====== Document text ======

To make it easier to programmatically specify snapshot numbers, we’ve included relative numbering. A positive snapshot number represents the actual recorded snapshot number, but a negative snapshot number represents a relative snapshot. It’s possible to use relative snapshots without knowing the current snapshot.

Using the new CTInfo class, you can get information like change type (insert, update, delete) by using the CTInfo.CTState property. If necessary, you can also access back and forth across snapshots to see different versions of the same record by using the CTInfo.Older and CTInfo.Newer properties.

Identifying a change record depends on the CTState bit pattern that gets returned.

public enum CTState
    Untracked               0x00
    Insert                  0x01
    Update                  0x02
    Delete                  0x04
    ModifiedByDelete        0x10
    ModifiedByUpdate        0x20
    Changed                 0x30
    PriorVersion            0x40
endenum

Correctly identifying a change record requires using the bitwise logical operators, which can be a little tricky. Here is some sample code:

ctstate = selenum.GetCTInfo.GetCTState
if (ctstate.band.CTState.Insert) then
    display(ttchn, "[Insert")
else if (ctstate.band.CTState.Delete) then
    display(ttchn, "[Delete")
else if (ctstate.band.CTState.Update) then
    display(ttchn, "[Update")
else
    display(ttchn, "[No Change data")
if (ctstate.band.CTState.ModifiedByDelete) then
    display(ttchn, ":ModifiedByDelete")

======

**What you need to do**.
**1.** In the change-tracking text, what does a negative snapshot number represent?
**2.** Extend the change-tracking text beyond its final line, keeping the style of its sample code.

====== Material provided ======

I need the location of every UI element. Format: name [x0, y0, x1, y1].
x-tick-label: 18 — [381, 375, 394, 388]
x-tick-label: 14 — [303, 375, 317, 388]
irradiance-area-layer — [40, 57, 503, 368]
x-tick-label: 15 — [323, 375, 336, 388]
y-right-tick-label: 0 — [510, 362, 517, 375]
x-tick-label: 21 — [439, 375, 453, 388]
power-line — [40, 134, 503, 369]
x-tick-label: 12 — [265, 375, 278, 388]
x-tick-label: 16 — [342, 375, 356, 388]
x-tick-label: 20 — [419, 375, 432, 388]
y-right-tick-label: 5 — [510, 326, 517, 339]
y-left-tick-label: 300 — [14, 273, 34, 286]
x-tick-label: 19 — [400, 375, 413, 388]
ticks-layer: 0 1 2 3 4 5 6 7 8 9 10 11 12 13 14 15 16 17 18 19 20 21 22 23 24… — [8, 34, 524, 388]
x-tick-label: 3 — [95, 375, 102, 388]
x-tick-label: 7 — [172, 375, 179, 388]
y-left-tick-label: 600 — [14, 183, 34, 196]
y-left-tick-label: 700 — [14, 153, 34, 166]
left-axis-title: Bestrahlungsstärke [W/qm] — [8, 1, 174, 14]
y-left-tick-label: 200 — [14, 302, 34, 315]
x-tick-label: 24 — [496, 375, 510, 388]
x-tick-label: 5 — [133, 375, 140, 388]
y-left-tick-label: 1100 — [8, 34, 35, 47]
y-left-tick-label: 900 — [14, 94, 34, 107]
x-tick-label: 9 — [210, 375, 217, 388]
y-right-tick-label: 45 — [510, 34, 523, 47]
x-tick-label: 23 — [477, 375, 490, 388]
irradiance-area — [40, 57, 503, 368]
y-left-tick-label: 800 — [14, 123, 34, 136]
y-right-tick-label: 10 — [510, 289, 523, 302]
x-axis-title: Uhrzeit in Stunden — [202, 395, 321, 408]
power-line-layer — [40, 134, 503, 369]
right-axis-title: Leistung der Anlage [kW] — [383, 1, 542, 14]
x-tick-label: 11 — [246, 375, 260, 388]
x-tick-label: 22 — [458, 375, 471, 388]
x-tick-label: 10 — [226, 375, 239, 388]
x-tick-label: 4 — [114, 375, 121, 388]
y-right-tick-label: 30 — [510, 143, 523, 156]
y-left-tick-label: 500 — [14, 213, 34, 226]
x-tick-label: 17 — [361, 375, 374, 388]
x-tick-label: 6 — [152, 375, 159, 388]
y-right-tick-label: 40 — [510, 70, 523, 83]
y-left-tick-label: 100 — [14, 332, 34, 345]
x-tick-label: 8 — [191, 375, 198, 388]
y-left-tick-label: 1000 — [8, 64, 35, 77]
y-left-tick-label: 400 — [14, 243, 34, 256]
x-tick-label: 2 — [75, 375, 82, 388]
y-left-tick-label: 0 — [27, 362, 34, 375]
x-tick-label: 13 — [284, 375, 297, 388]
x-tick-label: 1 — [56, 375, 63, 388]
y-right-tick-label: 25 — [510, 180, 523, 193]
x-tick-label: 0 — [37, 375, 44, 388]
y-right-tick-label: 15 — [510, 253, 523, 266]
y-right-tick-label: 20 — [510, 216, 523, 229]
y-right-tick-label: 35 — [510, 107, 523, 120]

======

**The replies**.
**1.** A relative snapshot.

**2.**
else if (ctstate.band.CTState.ModifiedByUpdate)
    display(ttchn, ":ModifiedByUpdate")
if (ctstate.band.CTState.PriorVersion)
    display(ttchn, ":PriorVersion")
if (.not.(int)(ctstate.band.CTState.Changed).and..not.(int)(ctstate.band.CTState.Delete)) then
    writes(ttchn, ":Active]")
else
    writes(ttchn, "]")

A retrieved change record flagged with Insert reflects the record contents as they were first stored; Update reflects the new record contents after they were updated; and Delete reflects the record contents as they were when they were deleted. If an Insert or Update record includes the Changed enumeration (ModifiedByUpdate or ModifiedByDelete), an updated version or deletion of that record exists in a newer snapshot; otherwise that record is currently active. An “active record” is simply the record version that will be retrieved when accessing the file through regular I/O (READ/READS). An “inactive record” is a prior record version and cannot be changed.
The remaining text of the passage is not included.